Given exercise: Print, exactly and completely, every entry in the data.

Collection entries:
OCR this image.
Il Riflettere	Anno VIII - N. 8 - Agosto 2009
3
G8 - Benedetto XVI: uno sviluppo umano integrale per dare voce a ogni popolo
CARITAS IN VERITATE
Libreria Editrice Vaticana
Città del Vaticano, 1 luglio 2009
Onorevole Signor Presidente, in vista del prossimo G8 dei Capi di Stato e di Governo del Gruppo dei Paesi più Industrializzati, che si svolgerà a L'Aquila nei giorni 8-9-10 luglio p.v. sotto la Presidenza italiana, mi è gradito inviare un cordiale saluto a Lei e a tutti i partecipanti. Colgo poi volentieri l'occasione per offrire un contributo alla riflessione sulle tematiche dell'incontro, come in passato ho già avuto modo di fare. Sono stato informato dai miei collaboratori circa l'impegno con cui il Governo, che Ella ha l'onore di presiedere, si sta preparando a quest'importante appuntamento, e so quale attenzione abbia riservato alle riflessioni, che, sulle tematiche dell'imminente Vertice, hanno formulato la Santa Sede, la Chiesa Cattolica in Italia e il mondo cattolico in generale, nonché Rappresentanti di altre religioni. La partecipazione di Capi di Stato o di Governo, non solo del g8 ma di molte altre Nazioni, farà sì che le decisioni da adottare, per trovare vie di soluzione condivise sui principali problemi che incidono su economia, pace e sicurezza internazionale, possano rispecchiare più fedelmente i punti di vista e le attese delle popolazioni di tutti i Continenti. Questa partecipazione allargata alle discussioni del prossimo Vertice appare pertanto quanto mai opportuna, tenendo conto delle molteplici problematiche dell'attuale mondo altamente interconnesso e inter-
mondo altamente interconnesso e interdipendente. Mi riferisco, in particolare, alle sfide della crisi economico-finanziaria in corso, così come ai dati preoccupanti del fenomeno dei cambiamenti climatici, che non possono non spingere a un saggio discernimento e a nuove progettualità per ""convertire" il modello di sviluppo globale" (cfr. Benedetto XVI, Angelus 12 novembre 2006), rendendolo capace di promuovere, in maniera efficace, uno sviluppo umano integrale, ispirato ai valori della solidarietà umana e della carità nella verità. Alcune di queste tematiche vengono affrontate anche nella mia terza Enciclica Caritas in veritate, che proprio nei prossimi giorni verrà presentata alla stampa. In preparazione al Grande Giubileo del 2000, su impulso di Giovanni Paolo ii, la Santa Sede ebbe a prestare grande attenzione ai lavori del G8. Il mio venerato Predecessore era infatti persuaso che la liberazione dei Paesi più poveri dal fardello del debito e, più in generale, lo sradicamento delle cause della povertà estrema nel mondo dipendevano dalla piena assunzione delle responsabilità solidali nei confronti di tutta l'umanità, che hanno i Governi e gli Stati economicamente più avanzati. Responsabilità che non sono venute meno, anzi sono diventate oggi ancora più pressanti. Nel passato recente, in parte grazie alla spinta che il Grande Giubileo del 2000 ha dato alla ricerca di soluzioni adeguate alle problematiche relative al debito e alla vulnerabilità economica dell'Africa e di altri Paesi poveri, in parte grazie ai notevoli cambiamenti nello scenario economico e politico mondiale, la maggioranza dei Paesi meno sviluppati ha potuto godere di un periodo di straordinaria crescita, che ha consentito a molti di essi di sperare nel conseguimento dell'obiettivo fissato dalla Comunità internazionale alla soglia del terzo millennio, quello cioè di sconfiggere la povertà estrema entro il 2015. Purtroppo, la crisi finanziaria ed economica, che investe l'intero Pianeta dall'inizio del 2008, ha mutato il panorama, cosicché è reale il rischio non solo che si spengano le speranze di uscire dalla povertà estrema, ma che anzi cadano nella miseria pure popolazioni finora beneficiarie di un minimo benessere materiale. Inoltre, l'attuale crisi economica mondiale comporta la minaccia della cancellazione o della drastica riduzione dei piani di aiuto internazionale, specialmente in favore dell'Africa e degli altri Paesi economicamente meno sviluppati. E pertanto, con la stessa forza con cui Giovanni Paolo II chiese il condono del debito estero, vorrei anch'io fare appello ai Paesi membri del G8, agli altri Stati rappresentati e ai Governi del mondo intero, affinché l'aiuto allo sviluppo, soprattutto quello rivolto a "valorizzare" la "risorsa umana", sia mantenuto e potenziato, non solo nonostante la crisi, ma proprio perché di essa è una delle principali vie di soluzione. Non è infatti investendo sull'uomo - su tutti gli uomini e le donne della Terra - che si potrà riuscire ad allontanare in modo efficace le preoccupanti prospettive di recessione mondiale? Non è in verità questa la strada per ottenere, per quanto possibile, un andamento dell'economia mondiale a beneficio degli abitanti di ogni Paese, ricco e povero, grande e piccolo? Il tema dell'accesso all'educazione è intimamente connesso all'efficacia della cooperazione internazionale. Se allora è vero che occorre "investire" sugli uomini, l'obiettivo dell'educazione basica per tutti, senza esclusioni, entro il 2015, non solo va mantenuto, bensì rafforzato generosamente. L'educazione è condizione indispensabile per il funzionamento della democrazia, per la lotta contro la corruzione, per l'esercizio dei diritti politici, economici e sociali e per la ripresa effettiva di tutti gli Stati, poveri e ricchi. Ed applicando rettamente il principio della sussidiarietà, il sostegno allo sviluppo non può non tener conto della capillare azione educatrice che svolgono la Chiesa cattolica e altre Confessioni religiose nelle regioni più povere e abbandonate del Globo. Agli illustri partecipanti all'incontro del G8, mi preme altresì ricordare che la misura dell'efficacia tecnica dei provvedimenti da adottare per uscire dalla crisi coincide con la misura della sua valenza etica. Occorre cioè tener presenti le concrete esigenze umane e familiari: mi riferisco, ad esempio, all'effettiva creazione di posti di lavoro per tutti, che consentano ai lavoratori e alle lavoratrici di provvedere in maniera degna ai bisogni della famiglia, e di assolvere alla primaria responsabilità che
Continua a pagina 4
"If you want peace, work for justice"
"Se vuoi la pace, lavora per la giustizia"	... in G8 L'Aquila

Final result:
OCR this image.
Il Riflettere	Anno VIII - N. 8 - Agosto 2009
3
G8 - Benedetto XVI: uno sviluppo umano integrale per dare voce a ogni popolo
CARITAS IN VERITATE
Libreria Editrice Vaticana
Città del Vaticano, 1 luglio 2009
Onorevole Signor Presidente, in vista del prossimo G8 dei Capi di Stato e di Governo del Gruppo dei Paesi più Industrializzati, che si svolgerà a L'Aquila nei giorni 8-9-10 luglio p.v. sotto la Presidenza italiana, mi è gradito inviare un cordiale saluto a Lei e a tutti i partecipanti. Colgo poi volentieri l'occasione per offrire un contributo alla riflessione sulle tematiche dell'incontro, come in passato ho già avuto modo di fare. Sono stato informato dai miei collaboratori circa l'impegno con cui il Governo, che Ella ha l'onore di presiedere, si sta preparando a quest'importante appuntamento, e so quale attenzione abbia riservato alle riflessioni, che, sulle tematiche dell'imminente Vertice, hanno formulato la Santa Sede, la Chiesa Cattolica in Italia e il mondo cattolico in generale, nonché Rappresentanti di altre religioni. La partecipazione di Capi di Stato o di Governo, non solo del g8 ma di molte altre Nazioni, farà sì che le decisioni da adottare, per trovare vie di soluzione condivise sui principali problemi che incidono su economia, pace e sicurezza internazionale, possano rispecchiare più fedelmente i punti di vista e le attese delle popolazioni di tutti i Continenti. Questa partecipazione allargata alle discussioni del prossimo Vertice appare pertanto quanto mai opportuna, tenendo conto delle molteplici problematiche dell'attuale mondo altamente interconnesso e inter-
mondo altamente interconnesso e interdipendente. Mi riferisco, in particolare, alle sfide della crisi economico-finanziaria in corso, così come ai dati preoccupanti del fenomeno dei cambiamenti climatici, che non possono non spingere a un saggio discernimento e a nuove progettualità per ""convertire" il modello di sviluppo globale" (cfr. Benedetto XVI, Angelus 12 novembre 2006), rendendolo capace di promuovere, in maniera efficace, uno sviluppo umano integrale, ispirato ai valori della solidarietà umana e della carità nella verità. Alcune di queste tematiche vengono affrontate anche nella mia terza Enciclica Caritas in veritate, che proprio nei prossimi giorni verrà presentata alla stampa. In preparazione al Grande Giubileo del 2000, su impulso di Giovanni Paolo ii, la Santa Sede ebbe a prestare grande attenzione ai lavori del G8. Il mio venerato Predecessore era infatti persuaso che la liberazione dei Paesi più poveri dal fardello del debito e, più in generale, lo sradicamento delle cause della povertà estrema nel mondo dipendevano dalla piena assunzione delle responsabilità solidali nei confronti di tutta l'umanità, che hanno i Governi e gli Stati economicamente più avanzati. Responsabilità che non sono venute meno, anzi sono diventate oggi ancora più pressanti. Nel passato recente, in parte grazie alla spinta che il Grande Giubileo del 2000 ha dato alla ricerca di soluzioni adeguate alle problematiche relative al debito e alla vulnerabilità economica dell'Africa e di altri Paesi poveri, in parte grazie ai notevoli cambiamenti nello scenario economico e politico mondiale, la maggioranza dei Paesi meno sviluppati ha potuto godere di un periodo di straordinaria crescita, che ha consentito a molti di essi di sperare nel conseguimento dell'obiettivo fissato dalla Comunità internazionale alla soglia del terzo millennio, quello cioè di sconfiggere la povertà estrema entro il 2015. Purtroppo, la crisi finanziaria ed economica, che investe l'intero Pianeta dall'inizio del 2008, ha mutato il panorama, cosicché è reale il rischio non solo che si spengano le speranze di uscire dalla povertà estrema, ma che anzi cadano nella miseria pure popolazioni finora beneficiarie di un minimo benessere materiale. Inoltre, l'attuale crisi economica mondiale comporta la minaccia della cancellazione o della drastica riduzione dei piani di aiuto internazionale, specialmente in favore dell'Africa e degli altri Paesi economicamente meno sviluppati. E pertanto, con la stessa forza con cui Giovanni Paolo II chiese il condono del debito estero, vorrei anch'io fare appello ai Paesi membri del G8, agli altri Stati rappresentati e ai Governi del mondo intero, affinché l'aiuto allo sviluppo, soprattutto quello rivolto a "valorizzare" la "risorsa umana", sia mantenuto e potenziato, non solo nonostante la crisi, ma proprio perché di essa è una delle principali vie di soluzione. Non è infatti investendo sull'uomo - su tutti gli uomini e le donne della Terra - che si potrà riuscire ad allontanare in modo efficace le preoccupanti prospettive di recessione mondiale? Non è in verità questa la strada per ottenere, per quanto possibile, un andamento dell'economia mondiale a beneficio degli abitanti di ogni Paese, ricco e povero, grande e piccolo? Il tema dell'accesso all'educazione è intimamente connesso all'efficacia della cooperazione internazionale. Se allora è vero che occorre "investire" sugli uomini, l'obiettivo dell'educazione basica per tutti, senza esclusioni, entro il 2015, non solo va mantenuto, bensì rafforzato generosamente. L'educazione è condizione indispensabile per il funzionamento della democrazia, per la lotta contro la corruzione, per l'esercizio dei diritti politici, economici e sociali e per la ripresa effettiva di tutti gli Stati, poveri e ricchi. Ed applicando rettamente il principio della sussidiarietà, il sostegno allo sviluppo non può non tener conto della capillare azione educatrice che svolgono la Chiesa cattolica e altre Confessioni religiose nelle regioni più povere e abbandonate del Globo. Agli illustri partecipanti all'incontro del G8, mi preme altresì ricordare che la misura dell'efficacia tecnica dei provvedimenti da adottare per uscire dalla crisi coincide con la misura della sua valenza etica. Occorre cioè tener presenti le concrete esigenze umane e familiari: mi riferisco, ad esempio, all'effettiva creazione di posti di lavoro per tutti, che consentano ai lavoratori e alle lavoratrici di provvedere in maniera degna ai bisogni della famiglia, e di assolvere alla primaria responsabilità che
Continua a pagina 4
"If you want peace, work for justice"
"Se vuoi la pace, lavora per la giustizia"	... in G8 L'Aquila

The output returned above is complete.